[Entries with figure data]
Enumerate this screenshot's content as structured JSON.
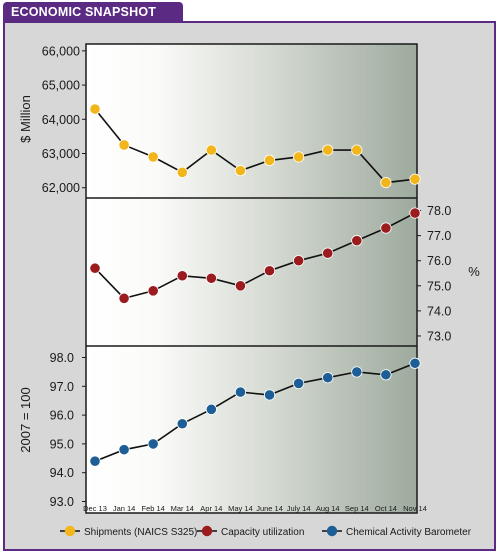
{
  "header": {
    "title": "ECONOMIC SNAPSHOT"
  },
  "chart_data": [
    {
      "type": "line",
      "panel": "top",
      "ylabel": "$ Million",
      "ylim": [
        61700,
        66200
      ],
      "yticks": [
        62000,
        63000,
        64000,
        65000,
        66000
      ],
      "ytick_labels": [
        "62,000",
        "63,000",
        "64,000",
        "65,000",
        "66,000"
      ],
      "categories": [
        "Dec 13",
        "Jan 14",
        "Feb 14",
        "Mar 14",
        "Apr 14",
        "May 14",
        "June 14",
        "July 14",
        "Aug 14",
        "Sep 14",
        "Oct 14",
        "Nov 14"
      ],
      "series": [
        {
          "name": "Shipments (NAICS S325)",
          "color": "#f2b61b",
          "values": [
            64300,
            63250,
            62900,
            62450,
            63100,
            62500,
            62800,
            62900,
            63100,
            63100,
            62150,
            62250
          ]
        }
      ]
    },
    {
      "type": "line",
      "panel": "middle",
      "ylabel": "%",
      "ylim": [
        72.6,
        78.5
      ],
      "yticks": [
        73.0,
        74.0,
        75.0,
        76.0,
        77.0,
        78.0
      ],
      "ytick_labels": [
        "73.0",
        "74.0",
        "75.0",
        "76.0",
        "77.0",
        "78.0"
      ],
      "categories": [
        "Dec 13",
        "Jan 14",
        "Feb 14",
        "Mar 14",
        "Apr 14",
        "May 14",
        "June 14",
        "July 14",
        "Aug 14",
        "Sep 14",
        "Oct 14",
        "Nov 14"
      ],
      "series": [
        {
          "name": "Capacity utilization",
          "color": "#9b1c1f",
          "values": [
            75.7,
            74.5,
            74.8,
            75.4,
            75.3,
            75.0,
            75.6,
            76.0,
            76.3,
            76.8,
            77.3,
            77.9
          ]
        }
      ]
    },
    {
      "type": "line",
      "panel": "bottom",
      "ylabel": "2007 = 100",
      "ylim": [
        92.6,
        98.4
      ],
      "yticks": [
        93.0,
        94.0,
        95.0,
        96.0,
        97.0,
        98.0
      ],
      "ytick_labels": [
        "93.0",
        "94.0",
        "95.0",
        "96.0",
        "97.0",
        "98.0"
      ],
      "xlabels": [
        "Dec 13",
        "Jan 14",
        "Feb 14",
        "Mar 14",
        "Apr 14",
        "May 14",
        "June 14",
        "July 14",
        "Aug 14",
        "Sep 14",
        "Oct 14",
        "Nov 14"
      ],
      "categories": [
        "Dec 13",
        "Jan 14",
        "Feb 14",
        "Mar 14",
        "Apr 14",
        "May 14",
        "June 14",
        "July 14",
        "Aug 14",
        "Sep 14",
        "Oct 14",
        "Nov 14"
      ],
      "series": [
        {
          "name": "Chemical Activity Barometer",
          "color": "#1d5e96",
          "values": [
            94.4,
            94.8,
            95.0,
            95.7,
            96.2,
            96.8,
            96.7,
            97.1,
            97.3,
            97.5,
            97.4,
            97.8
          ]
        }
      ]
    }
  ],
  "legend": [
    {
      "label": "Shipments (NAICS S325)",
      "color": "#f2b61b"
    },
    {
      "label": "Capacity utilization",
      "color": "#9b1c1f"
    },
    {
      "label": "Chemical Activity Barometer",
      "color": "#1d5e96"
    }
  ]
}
* * *
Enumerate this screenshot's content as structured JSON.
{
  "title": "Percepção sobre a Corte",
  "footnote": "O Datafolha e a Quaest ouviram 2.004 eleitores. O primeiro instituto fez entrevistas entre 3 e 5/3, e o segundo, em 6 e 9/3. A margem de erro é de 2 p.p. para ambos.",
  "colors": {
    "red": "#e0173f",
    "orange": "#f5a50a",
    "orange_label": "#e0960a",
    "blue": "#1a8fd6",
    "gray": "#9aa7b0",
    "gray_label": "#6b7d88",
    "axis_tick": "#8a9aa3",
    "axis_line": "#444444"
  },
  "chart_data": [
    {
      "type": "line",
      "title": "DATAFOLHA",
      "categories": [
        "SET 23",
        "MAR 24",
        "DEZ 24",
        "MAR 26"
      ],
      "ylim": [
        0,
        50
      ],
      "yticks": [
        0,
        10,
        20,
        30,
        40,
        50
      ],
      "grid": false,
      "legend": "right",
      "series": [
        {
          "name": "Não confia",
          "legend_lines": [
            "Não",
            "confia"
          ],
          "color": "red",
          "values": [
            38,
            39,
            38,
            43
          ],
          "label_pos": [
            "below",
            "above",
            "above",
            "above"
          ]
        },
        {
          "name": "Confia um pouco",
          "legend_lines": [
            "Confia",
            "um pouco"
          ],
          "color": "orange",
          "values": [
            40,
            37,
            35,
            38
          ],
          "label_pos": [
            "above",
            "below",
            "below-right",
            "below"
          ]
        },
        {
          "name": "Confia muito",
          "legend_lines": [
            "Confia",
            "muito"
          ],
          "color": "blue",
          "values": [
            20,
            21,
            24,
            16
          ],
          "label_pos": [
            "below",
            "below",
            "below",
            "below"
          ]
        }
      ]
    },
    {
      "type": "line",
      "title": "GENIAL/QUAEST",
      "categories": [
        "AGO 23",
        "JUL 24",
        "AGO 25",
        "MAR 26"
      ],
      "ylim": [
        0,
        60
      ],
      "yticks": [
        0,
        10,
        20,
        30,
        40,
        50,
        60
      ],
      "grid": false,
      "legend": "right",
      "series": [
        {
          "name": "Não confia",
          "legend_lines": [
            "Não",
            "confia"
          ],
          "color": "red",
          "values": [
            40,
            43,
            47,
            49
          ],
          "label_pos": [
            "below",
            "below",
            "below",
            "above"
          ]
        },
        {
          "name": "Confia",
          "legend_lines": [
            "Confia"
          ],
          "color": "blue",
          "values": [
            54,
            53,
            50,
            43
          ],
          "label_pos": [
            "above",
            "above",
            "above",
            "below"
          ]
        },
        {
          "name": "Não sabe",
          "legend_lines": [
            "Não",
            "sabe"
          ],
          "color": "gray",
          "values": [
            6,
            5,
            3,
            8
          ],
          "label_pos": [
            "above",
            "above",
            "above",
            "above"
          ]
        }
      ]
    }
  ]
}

EXERCISE OBJECTIVE: Where a line of the entries contains the word "Chemical", copy that line.

SOLUTION TO THIS PROBLEM:
          "name": "Chemical Activity Barometer",
      "label": "Chemical Activity Barometer",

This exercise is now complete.